[Given data]
* * * * * * *
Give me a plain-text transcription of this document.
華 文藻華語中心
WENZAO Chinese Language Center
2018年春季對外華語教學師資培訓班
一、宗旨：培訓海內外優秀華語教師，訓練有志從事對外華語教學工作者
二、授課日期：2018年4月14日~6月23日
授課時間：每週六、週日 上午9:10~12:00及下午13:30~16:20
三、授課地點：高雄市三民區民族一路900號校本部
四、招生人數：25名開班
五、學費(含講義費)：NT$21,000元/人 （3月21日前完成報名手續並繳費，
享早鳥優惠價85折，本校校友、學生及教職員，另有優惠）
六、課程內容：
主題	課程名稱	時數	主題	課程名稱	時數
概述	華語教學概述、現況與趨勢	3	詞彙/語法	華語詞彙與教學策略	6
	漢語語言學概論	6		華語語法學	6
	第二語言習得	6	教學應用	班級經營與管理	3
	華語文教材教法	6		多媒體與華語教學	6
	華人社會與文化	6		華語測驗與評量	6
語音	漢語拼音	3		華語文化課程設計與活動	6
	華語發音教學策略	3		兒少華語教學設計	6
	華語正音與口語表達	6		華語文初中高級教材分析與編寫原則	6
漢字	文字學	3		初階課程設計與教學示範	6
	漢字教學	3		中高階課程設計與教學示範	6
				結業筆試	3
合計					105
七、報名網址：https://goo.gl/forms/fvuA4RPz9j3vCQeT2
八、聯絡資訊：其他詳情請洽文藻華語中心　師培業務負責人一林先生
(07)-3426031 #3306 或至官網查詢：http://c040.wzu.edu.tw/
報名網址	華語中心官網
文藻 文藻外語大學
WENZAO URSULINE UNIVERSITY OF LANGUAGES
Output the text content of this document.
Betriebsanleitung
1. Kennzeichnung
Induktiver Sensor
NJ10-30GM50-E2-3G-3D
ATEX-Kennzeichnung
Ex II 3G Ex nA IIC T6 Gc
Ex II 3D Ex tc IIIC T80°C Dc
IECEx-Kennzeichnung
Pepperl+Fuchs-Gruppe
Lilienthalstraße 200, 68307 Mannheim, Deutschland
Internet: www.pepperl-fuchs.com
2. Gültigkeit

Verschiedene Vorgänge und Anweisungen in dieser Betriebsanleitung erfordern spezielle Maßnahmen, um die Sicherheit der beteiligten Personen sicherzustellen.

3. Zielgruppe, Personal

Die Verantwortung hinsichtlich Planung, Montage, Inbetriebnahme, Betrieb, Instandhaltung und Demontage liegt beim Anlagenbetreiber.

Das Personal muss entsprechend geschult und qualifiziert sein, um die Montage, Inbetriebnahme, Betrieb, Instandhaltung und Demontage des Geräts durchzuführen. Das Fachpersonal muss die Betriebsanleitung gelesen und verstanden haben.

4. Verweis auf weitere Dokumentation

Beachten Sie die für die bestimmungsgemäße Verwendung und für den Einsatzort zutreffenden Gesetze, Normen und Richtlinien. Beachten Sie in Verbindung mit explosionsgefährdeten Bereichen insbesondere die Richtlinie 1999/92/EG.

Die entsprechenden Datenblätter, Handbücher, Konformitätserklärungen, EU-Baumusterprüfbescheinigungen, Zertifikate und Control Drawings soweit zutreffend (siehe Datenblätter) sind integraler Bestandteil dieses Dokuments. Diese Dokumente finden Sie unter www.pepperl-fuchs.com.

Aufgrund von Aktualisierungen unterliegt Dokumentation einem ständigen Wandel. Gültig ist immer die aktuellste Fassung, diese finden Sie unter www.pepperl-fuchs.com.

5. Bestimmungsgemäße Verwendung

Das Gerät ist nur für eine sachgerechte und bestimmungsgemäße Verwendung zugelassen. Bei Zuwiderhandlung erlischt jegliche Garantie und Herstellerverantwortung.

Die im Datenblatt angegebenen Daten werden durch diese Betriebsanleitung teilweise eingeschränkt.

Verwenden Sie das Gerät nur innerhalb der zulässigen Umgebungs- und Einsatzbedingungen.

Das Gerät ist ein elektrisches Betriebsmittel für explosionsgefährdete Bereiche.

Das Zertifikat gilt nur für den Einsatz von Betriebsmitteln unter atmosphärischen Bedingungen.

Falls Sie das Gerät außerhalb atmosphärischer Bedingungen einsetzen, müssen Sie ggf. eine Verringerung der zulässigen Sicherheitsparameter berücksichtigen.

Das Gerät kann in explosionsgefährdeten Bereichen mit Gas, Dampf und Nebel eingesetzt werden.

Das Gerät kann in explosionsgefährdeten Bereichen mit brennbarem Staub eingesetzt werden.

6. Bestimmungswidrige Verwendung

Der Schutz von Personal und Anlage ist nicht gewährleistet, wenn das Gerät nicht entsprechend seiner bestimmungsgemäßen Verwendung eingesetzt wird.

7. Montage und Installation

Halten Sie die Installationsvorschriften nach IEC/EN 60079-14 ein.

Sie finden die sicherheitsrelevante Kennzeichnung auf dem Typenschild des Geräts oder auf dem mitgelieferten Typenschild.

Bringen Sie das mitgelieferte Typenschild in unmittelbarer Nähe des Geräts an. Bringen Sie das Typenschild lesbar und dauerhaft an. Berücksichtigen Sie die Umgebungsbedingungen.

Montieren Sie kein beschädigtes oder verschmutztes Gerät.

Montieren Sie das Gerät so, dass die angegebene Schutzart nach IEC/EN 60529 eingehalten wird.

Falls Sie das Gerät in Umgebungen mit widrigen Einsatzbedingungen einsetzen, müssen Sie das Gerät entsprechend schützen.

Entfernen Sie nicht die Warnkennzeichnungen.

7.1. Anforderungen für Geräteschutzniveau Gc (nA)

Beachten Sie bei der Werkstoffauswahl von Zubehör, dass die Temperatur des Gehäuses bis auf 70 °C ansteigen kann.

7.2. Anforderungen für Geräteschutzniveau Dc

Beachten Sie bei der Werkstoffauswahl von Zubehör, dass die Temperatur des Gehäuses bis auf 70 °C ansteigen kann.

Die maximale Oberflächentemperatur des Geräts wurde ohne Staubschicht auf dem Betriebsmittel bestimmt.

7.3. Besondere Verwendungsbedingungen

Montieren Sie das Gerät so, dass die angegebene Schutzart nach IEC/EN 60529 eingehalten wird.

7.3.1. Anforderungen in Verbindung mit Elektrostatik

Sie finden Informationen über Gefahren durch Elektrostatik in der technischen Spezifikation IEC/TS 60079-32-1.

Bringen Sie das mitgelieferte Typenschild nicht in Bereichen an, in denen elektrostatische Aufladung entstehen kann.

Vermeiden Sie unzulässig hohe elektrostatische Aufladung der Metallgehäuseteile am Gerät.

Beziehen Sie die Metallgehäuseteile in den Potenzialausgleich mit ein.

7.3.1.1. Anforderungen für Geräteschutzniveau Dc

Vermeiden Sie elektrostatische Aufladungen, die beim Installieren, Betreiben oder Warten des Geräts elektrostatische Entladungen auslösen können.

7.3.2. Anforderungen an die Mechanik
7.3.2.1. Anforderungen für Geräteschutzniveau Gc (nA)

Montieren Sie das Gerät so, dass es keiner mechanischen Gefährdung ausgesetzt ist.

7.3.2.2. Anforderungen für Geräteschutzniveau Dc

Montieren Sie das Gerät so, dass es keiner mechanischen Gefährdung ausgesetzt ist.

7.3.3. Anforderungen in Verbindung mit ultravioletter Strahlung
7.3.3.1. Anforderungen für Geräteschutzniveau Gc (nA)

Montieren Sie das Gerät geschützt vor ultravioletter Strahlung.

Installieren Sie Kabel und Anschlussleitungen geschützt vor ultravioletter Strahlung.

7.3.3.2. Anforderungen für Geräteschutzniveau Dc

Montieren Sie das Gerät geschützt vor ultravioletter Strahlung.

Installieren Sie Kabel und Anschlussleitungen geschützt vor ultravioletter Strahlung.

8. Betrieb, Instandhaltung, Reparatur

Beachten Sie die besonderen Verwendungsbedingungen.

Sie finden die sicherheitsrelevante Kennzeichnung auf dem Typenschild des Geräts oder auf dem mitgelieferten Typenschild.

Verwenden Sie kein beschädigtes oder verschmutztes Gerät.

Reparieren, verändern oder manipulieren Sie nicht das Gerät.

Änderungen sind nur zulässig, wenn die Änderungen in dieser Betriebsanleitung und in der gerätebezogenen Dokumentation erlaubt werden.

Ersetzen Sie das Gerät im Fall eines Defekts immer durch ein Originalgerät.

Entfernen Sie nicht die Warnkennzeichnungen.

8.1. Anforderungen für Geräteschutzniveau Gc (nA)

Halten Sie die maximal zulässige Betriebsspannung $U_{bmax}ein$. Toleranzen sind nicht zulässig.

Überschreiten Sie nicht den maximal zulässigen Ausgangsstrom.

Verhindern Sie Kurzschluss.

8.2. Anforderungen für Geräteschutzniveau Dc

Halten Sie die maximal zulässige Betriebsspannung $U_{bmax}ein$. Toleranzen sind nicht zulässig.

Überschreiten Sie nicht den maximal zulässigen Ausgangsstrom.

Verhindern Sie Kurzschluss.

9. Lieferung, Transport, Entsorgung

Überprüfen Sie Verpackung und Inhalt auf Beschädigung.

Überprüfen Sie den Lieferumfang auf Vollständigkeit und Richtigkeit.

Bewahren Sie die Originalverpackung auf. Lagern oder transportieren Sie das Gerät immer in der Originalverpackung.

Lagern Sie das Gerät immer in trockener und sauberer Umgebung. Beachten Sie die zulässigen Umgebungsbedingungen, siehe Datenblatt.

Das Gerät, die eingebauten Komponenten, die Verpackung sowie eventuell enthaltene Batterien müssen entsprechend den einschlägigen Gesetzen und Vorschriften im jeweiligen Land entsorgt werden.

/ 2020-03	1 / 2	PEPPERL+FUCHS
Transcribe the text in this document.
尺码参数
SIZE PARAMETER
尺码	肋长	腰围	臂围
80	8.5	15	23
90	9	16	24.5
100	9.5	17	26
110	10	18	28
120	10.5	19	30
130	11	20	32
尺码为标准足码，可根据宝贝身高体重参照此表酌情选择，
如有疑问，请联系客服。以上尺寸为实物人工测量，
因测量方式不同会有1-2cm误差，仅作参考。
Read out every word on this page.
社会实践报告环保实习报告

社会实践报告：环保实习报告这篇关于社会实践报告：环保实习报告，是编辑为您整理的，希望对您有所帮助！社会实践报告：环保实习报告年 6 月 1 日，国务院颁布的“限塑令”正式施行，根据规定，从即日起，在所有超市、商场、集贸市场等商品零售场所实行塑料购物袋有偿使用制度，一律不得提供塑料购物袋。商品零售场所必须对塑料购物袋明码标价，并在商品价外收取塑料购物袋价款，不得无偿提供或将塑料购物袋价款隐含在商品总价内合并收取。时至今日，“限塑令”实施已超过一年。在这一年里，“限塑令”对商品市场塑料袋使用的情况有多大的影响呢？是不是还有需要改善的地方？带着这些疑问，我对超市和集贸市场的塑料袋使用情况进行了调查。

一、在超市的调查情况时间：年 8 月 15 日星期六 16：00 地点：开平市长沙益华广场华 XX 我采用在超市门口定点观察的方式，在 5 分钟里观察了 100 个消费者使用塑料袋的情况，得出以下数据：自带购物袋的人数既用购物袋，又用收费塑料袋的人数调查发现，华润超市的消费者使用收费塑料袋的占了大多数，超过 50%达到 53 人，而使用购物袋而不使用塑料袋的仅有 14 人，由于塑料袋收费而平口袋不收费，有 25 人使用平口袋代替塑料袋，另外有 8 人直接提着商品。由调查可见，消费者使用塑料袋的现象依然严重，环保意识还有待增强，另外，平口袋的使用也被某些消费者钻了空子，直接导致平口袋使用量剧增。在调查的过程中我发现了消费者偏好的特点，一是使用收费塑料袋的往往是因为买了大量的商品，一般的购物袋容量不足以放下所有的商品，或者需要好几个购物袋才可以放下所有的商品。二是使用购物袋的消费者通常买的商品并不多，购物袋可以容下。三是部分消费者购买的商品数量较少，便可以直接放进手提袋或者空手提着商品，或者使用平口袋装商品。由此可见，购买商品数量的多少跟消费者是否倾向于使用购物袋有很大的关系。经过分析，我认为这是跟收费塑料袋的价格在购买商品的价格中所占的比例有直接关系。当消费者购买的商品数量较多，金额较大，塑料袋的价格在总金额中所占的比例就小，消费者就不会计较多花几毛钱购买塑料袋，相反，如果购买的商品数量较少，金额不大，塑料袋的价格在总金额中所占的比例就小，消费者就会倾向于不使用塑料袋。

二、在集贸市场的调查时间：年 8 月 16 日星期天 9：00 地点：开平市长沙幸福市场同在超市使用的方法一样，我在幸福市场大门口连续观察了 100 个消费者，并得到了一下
* * * * * * *
[Work to do] Using the material above, reproduce exactly the line that contains "Read out every word on this page." and all lines after it through the last one, and only those.

[Solution to the problem]
Read out every word on this page.
社会实践报告环保实习报告

社会实践报告：环保实习报告这篇关于社会实践报告：环保实习报告，是编辑为您整理的，希望对您有所帮助！社会实践报告：环保实习报告年 6 月 1 日，国务院颁布的“限塑令”正式施行，根据规定，从即日起，在所有超市、商场、集贸市场等商品零售场所实行塑料购物袋有偿使用制度，一律不得提供塑料购物袋。商品零售场所必须对塑料购物袋明码标价，并在商品价外收取塑料购物袋价款，不得无偿提供或将塑料购物袋价款隐含在商品总价内合并收取。时至今日，“限塑令”实施已超过一年。在这一年里，“限塑令”对商品市场塑料袋使用的情况有多大的影响呢？是不是还有需要改善的地方？带着这些疑问，我对超市和集贸市场的塑料袋使用情况进行了调查。

一、在超市的调查情况时间：年 8 月 15 日星期六 16：00 地点：开平市长沙益华广场华 XX 我采用在超市门口定点观察的方式，在 5 分钟里观察了 100 个消费者使用塑料袋的情况，得出以下数据：自带购物袋的人数既用购物袋，又用收费塑料袋的人数调查发现，华润超市的消费者使用收费塑料袋的占了大多数，超过 50%达到 53 人，而使用购物袋而不使用塑料袋的仅有 14 人，由于塑料袋收费而平口袋不收费，有 25 人使用平口袋代替塑料袋，另外有 8 人直接提着商品。由调查可见，消费者使用塑料袋的现象依然严重，环保意识还有待增强，另外，平口袋的使用也被某些消费者钻了空子，直接导致平口袋使用量剧增。在调查的过程中我发现了消费者偏好的特点，一是使用收费塑料袋的往往是因为买了大量的商品，一般的购物袋容量不足以放下所有的商品，或者需要好几个购物袋才可以放下所有的商品。二是使用购物袋的消费者通常买的商品并不多，购物袋可以容下。三是部分消费者购买的商品数量较少，便可以直接放进手提袋或者空手提着商品，或者使用平口袋装商品。由此可见，购买商品数量的多少跟消费者是否倾向于使用购物袋有很大的关系。经过分析，我认为这是跟收费塑料袋的价格在购买商品的价格中所占的比例有直接关系。当消费者购买的商品数量较多，金额较大，塑料袋的价格在总金额中所占的比例就小，消费者就不会计较多花几毛钱购买塑料袋，相反，如果购买的商品数量较少，金额不大，塑料袋的价格在总金额中所占的比例就小，消费者就会倾向于不使用塑料袋。

二、在集贸市场的调查时间：年 8 月 16 日星期天 9：00 地点：开平市长沙幸福市场同在超市使用的方法一样，我在幸福市场大门口连续观察了 100 个消费者，并得到了一下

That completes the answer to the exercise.